* [Exercise aim]
Repeat each entry exactly and drop the pictures.

* [Exercise inputs]
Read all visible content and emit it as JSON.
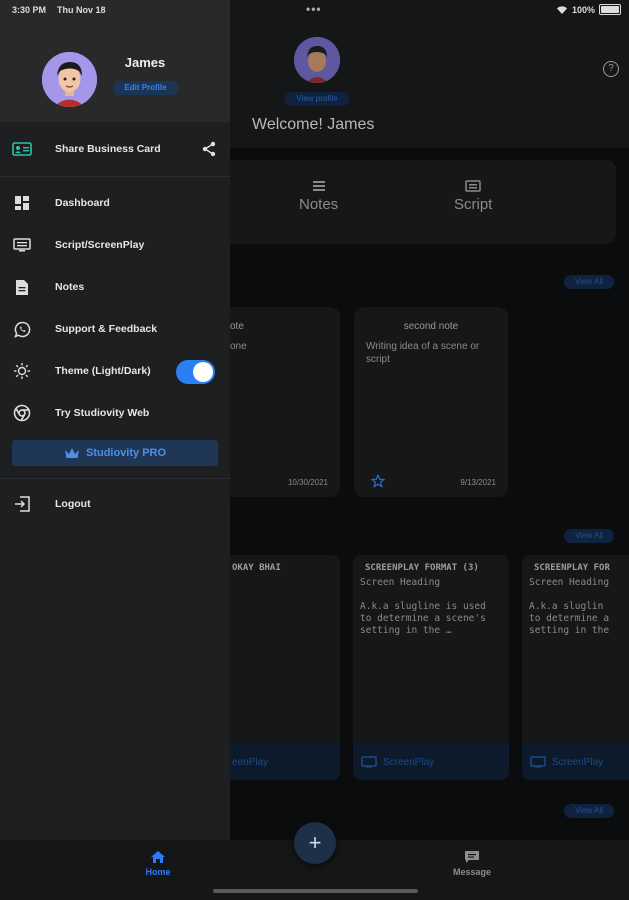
{
  "status_bar": {
    "time": "3:30 PM",
    "date": "Thu Nov 18",
    "battery": "100%"
  },
  "header": {
    "view_profile": "View profile",
    "welcome": "Welcome! James"
  },
  "tabs": [
    {
      "label": "Notes",
      "icon": "notes-icon"
    },
    {
      "label": "Script",
      "icon": "script-icon"
    }
  ],
  "sections": {
    "view_all": "View All"
  },
  "notes": [
    {
      "title": "ote",
      "body": "one",
      "date": "10/30/2021"
    },
    {
      "title": "second note",
      "body_line1": "Writing idea of a scene or",
      "body_line2": "script",
      "date": "9/13/2021"
    }
  ],
  "scripts": [
    {
      "title": "OKAY BHAI",
      "footer": "eenPlay"
    },
    {
      "title": "SCREENPLAY FORMAT (3)",
      "heading": "Screen Heading",
      "line1": "A.k.a slugline is used",
      "line2": "to determine a scene's",
      "line3": "setting in the …",
      "footer": "ScreenPlay"
    },
    {
      "title": "SCREENPLAY FOR",
      "heading": "Screen Heading",
      "line1": "A.k.a sluglin",
      "line2": "to determine a",
      "line3": "setting in the",
      "footer": "ScreenPlay"
    }
  ],
  "bottom_nav": {
    "home": "Home",
    "message": "Message",
    "fab": "+"
  },
  "drawer": {
    "name": "James",
    "edit_profile": "Edit Profile",
    "share": "Share Business Card",
    "items": [
      {
        "label": "Dashboard",
        "icon": "dashboard-icon"
      },
      {
        "label": "Script/ScreenPlay",
        "icon": "keyboard-icon"
      },
      {
        "label": "Notes",
        "icon": "document-icon"
      },
      {
        "label": "Support & Feedback",
        "icon": "whatsapp-icon"
      },
      {
        "label": "Theme (Light/Dark)",
        "icon": "sun-icon"
      },
      {
        "label": "Try Studiovity Web",
        "icon": "chrome-icon"
      }
    ],
    "theme_on": true,
    "pro": "Studiovity PRO",
    "logout": "Logout"
  },
  "colors": {
    "accent": "#2a7ff3",
    "drawer_bg": "#1d1f21",
    "pro_bg": "#1f3654"
  }
}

* [Result of the exercise]
Read all visible content and emit it as JSON.
{
  "status_bar": {
    "time": "3:30 PM",
    "date": "Thu Nov 18",
    "battery": "100%"
  },
  "header": {
    "view_profile": "View profile",
    "welcome": "Welcome! James"
  },
  "tabs": [
    {
      "label": "Notes",
      "icon": "notes-icon"
    },
    {
      "label": "Script",
      "icon": "script-icon"
    }
  ],
  "sections": {
    "view_all": "View All"
  },
  "notes": [
    {
      "title": "ote",
      "body": "one",
      "date": "10/30/2021"
    },
    {
      "title": "second note",
      "body_line1": "Writing idea of a scene or",
      "body_line2": "script",
      "date": "9/13/2021"
    }
  ],
  "scripts": [
    {
      "title": "OKAY BHAI",
      "footer": "eenPlay"
    },
    {
      "title": "SCREENPLAY FORMAT (3)",
      "heading": "Screen Heading",
      "line1": "A.k.a slugline is used",
      "line2": "to determine a scene's",
      "line3": "setting in the …",
      "footer": "ScreenPlay"
    },
    {
      "title": "SCREENPLAY FOR",
      "heading": "Screen Heading",
      "line1": "A.k.a sluglin",
      "line2": "to determine a",
      "line3": "setting in the",
      "footer": "ScreenPlay"
    }
  ],
  "bottom_nav": {
    "home": "Home",
    "message": "Message",
    "fab": "+"
  },
  "drawer": {
    "name": "James",
    "edit_profile": "Edit Profile",
    "share": "Share Business Card",
    "items": [
      {
        "label": "Dashboard",
        "icon": "dashboard-icon"
      },
      {
        "label": "Script/ScreenPlay",
        "icon": "keyboard-icon"
      },
      {
        "label": "Notes",
        "icon": "document-icon"
      },
      {
        "label": "Support & Feedback",
        "icon": "whatsapp-icon"
      },
      {
        "label": "Theme (Light/Dark)",
        "icon": "sun-icon"
      },
      {
        "label": "Try Studiovity Web",
        "icon": "chrome-icon"
      }
    ],
    "theme_on": true,
    "pro": "Studiovity PRO",
    "logout": "Logout"
  },
  "colors": {
    "accent": "#2a7ff3",
    "drawer_bg": "#1d1f21",
    "pro_bg": "#1f3654"
  }
}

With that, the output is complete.